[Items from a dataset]
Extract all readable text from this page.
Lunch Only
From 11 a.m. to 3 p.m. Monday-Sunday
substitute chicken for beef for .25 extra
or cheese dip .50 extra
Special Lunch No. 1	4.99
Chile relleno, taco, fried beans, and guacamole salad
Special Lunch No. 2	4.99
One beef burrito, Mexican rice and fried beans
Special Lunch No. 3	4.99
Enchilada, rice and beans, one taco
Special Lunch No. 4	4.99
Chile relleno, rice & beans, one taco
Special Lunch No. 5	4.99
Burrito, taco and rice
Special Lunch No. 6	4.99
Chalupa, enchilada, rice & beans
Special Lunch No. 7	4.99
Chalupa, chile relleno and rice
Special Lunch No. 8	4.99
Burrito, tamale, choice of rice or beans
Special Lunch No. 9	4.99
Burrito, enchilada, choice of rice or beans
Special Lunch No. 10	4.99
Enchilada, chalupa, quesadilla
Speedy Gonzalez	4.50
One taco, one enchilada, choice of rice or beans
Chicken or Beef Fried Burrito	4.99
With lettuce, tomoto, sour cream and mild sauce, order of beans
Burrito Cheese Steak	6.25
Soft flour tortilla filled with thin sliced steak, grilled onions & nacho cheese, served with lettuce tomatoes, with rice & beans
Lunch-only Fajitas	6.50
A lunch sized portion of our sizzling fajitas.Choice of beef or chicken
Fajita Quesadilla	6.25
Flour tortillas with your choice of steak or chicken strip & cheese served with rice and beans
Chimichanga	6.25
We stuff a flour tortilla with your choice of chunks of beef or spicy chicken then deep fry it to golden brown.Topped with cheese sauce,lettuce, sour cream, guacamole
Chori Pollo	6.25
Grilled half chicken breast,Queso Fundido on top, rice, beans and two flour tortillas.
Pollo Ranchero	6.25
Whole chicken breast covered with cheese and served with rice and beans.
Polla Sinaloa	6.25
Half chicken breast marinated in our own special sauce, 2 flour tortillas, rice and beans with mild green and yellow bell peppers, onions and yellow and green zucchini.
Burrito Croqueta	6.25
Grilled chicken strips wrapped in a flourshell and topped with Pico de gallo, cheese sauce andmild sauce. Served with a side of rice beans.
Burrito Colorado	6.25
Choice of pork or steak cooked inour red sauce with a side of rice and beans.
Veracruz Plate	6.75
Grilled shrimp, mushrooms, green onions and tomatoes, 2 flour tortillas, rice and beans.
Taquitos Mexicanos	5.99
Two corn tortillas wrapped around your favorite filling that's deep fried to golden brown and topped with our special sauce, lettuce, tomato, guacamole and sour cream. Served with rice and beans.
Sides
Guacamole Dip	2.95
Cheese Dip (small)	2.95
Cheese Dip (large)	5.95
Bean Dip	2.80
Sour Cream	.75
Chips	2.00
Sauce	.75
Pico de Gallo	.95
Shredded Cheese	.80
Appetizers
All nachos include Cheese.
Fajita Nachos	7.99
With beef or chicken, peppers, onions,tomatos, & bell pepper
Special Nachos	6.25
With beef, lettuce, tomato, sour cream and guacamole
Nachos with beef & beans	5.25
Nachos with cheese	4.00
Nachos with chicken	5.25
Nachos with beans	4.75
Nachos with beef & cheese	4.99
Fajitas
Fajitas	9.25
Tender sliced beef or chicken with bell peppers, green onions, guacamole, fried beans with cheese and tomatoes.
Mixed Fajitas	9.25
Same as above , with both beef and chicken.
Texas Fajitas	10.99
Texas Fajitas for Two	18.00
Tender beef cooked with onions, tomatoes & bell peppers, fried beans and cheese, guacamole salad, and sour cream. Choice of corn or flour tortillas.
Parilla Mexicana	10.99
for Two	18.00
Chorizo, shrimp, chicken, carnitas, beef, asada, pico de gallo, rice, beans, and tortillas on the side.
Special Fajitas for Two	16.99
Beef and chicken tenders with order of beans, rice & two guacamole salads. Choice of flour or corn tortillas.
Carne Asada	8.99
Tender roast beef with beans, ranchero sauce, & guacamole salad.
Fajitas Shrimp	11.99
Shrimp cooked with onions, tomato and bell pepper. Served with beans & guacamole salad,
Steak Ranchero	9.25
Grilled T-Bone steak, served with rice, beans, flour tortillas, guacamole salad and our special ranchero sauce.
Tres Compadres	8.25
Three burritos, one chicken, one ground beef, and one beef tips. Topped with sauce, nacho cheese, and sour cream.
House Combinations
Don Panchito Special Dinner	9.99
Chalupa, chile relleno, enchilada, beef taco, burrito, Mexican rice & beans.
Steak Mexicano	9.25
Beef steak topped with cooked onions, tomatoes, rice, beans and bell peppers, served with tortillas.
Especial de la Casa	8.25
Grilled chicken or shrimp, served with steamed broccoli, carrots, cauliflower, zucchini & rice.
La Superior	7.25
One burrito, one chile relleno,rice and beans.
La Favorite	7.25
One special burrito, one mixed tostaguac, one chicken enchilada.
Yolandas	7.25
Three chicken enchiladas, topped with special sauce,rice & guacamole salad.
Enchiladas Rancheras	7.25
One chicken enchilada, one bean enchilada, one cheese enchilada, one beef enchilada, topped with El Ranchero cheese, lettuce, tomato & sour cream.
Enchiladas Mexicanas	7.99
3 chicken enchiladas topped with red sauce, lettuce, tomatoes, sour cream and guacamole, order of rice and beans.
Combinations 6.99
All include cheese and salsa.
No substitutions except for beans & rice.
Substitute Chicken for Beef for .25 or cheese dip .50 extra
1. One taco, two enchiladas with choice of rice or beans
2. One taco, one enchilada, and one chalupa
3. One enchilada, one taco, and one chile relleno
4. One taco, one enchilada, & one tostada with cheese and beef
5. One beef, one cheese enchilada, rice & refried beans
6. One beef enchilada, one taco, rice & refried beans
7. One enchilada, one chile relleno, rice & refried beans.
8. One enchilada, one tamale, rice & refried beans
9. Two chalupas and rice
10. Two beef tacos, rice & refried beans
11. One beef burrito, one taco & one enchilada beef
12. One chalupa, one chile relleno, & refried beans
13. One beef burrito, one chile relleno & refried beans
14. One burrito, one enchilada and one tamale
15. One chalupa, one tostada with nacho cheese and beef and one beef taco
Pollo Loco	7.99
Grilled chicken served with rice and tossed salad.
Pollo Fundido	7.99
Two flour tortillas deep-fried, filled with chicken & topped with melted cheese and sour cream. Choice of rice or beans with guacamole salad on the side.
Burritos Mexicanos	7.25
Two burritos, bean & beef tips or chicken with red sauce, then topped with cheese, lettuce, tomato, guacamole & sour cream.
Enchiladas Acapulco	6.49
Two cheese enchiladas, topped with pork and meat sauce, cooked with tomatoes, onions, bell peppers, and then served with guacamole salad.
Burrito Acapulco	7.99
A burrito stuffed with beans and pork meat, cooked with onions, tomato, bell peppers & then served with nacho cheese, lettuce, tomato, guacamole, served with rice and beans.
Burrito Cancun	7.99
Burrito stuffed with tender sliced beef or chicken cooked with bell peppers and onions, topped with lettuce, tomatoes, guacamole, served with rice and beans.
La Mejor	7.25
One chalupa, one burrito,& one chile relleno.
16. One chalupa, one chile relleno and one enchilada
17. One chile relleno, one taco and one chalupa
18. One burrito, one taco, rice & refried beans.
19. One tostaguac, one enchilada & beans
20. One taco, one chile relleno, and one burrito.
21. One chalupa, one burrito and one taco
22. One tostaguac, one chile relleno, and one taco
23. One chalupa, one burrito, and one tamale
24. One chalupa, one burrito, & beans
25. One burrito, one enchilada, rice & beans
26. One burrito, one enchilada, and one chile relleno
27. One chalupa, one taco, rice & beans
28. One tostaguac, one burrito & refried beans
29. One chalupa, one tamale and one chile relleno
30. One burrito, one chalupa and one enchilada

**WHAT NEEDS TO BE DONE:**
Pick out every line above that holds the word "zucchini" and copy it.

**FINISHED EXERCISE:**
Half chicken breast marinated in our own special sauce, 2 flour tortillas, rice and beans with mild green and yellow bell peppers, onions and yellow and green zucchini.
Grilled chicken or shrimp, served with steamed broccoli, carrots, cauliflower, zucchini & rice.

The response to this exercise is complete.